(begin)
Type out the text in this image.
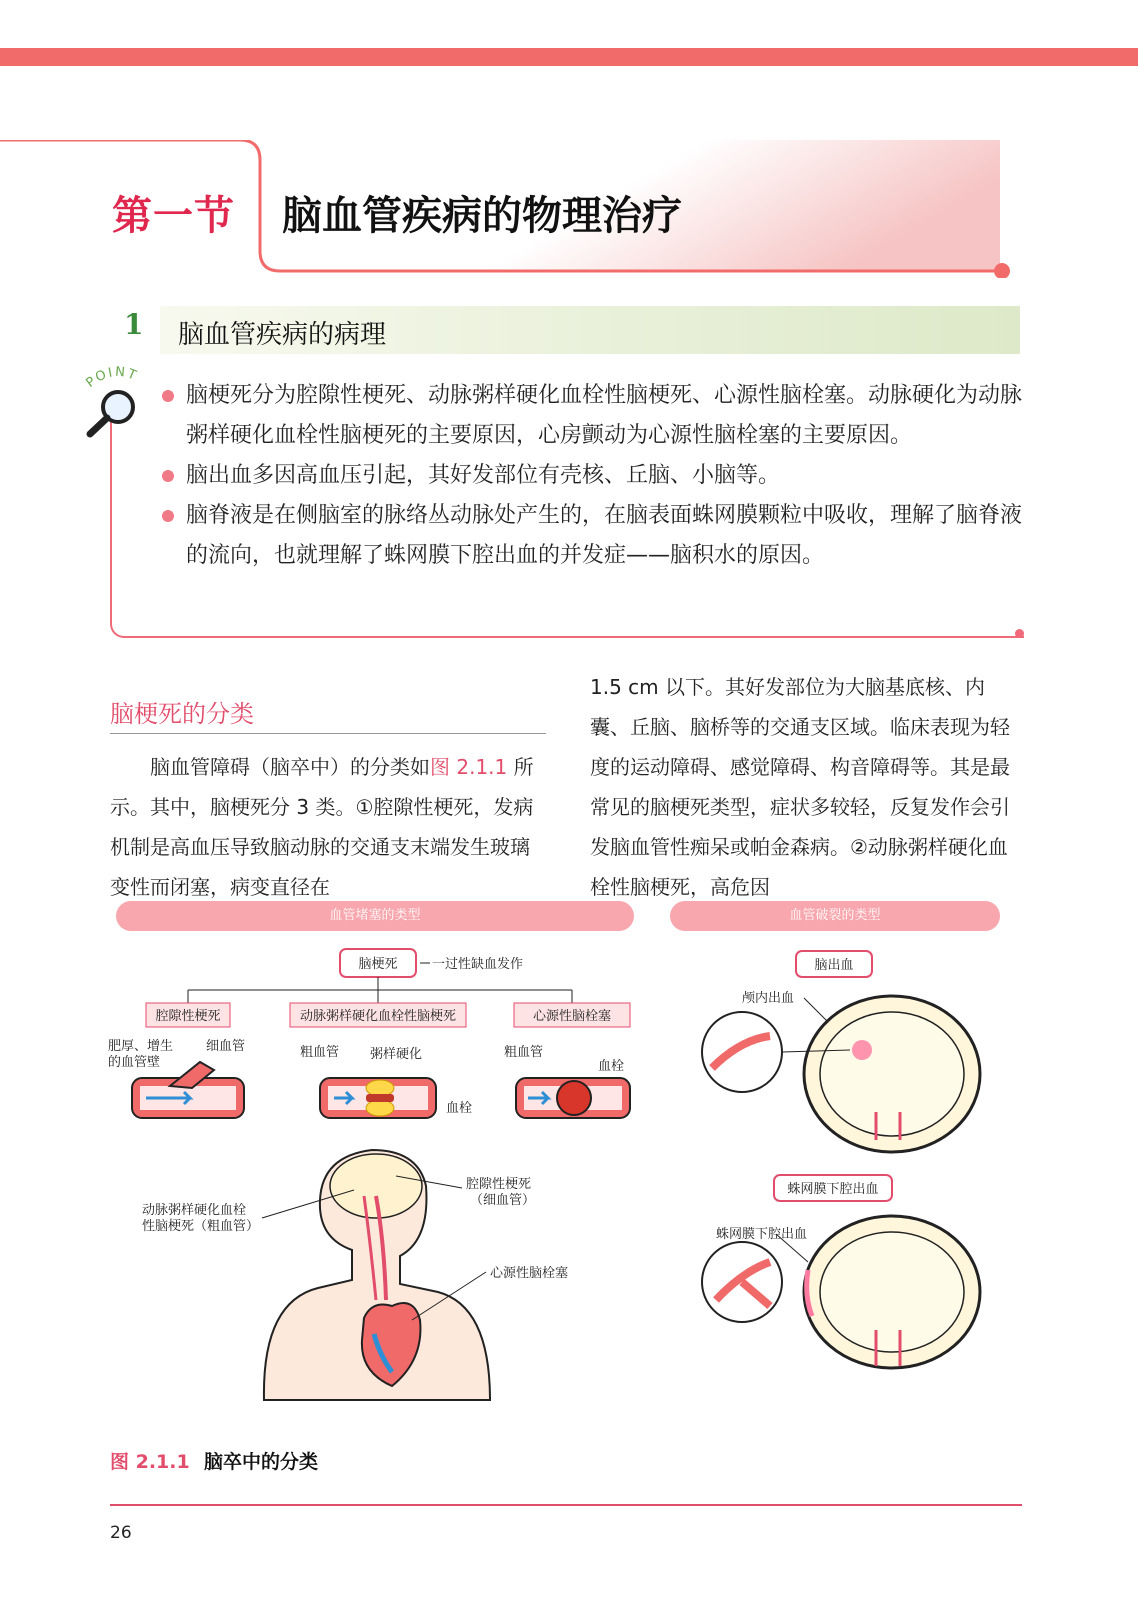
第一节 脑血管疾病的物理治疗
1 脑血管疾病的病理
POINT
脑梗死分为腔隙性梗死、动脉粥样硬化血栓性脑梗死、心源性脑栓塞。动脉硬化为动脉粥样硬化血栓性脑梗死的主要原因，心房颤动为心源性脑栓塞的主要原因。
脑出血多因高血压引起，其好发部位有壳核、丘脑、小脑等。
脑脊液是在侧脑室的脉络丛动脉处产生的，在脑表面蛛网膜颗粒中吸收，理解了脑脊液的流向，也就理解了蛛网膜下腔出血的并发症——脑积水的原因。
脑梗死的分类
脑血管障碍（脑卒中）的分类如图 2.1.1 所示。其中，脑梗死分 3 类。①腔隙性梗死，发病机制是高血压导致脑动脉的交通支末端发生玻璃变性而闭塞，病变直径在
1.5 cm 以下。其好发部位为大脑基底核、内囊、丘脑、脑桥等的交通支区域。临床表现为轻度的运动障碍、感觉障碍、构音障碍等。其是最常见的脑梗死类型，症状多较轻，反复发作会引发脑血管性痴呆或帕金森病。②动脉粥样硬化血栓性脑梗死，高危因
血管堵塞的类型	血管破裂的类型
脑梗死	一过性缺血发作
腔隙性梗死	动脉粥样硬化血栓性脑梗死	心源性脑栓塞
肥厚、增生
的血管壁
细血管	粗血管 粥样硬化
血栓
粗血管
血栓
动脉粥样硬化血栓
性脑梗死（粗血管）
腔隙性梗死
（细血管）
心源性脑栓塞
脑出血
颅内出血
蛛网膜下腔出血
蛛网膜下腔出血
图 2.1.1 脑卒中的分类
26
(end)
WHAT YOU ARE ASKED TO DO: Transcribe each entry precisely as given, leaving the pictures out.

SOLVED EXERCISE:
Type out the text in this image.
第一节 脑血管疾病的物理治疗
1 脑血管疾病的病理
POINT
脑梗死分为腔隙性梗死、动脉粥样硬化血栓性脑梗死、心源性脑栓塞。动脉硬化为动脉粥样硬化血栓性脑梗死的主要原因，心房颤动为心源性脑栓塞的主要原因。
脑出血多因高血压引起，其好发部位有壳核、丘脑、小脑等。
脑脊液是在侧脑室的脉络丛动脉处产生的，在脑表面蛛网膜颗粒中吸收，理解了脑脊液的流向，也就理解了蛛网膜下腔出血的并发症——脑积水的原因。
脑梗死的分类
脑血管障碍（脑卒中）的分类如图 2.1.1 所示。其中，脑梗死分 3 类。①腔隙性梗死，发病机制是高血压导致脑动脉的交通支末端发生玻璃变性而闭塞，病变直径在
1.5 cm 以下。其好发部位为大脑基底核、内囊、丘脑、脑桥等的交通支区域。临床表现为轻度的运动障碍、感觉障碍、构音障碍等。其是最常见的脑梗死类型，症状多较轻，反复发作会引发脑血管性痴呆或帕金森病。②动脉粥样硬化血栓性脑梗死，高危因
血管堵塞的类型	血管破裂的类型
脑梗死	一过性缺血发作
腔隙性梗死	动脉粥样硬化血栓性脑梗死	心源性脑栓塞
肥厚、增生
的血管壁
细血管	粗血管 粥样硬化
血栓
粗血管
血栓
动脉粥样硬化血栓
性脑梗死（粗血管）
腔隙性梗死
（细血管）
心源性脑栓塞
脑出血
颅内出血
蛛网膜下腔出血
蛛网膜下腔出血
图 2.1.1 脑卒中的分类
26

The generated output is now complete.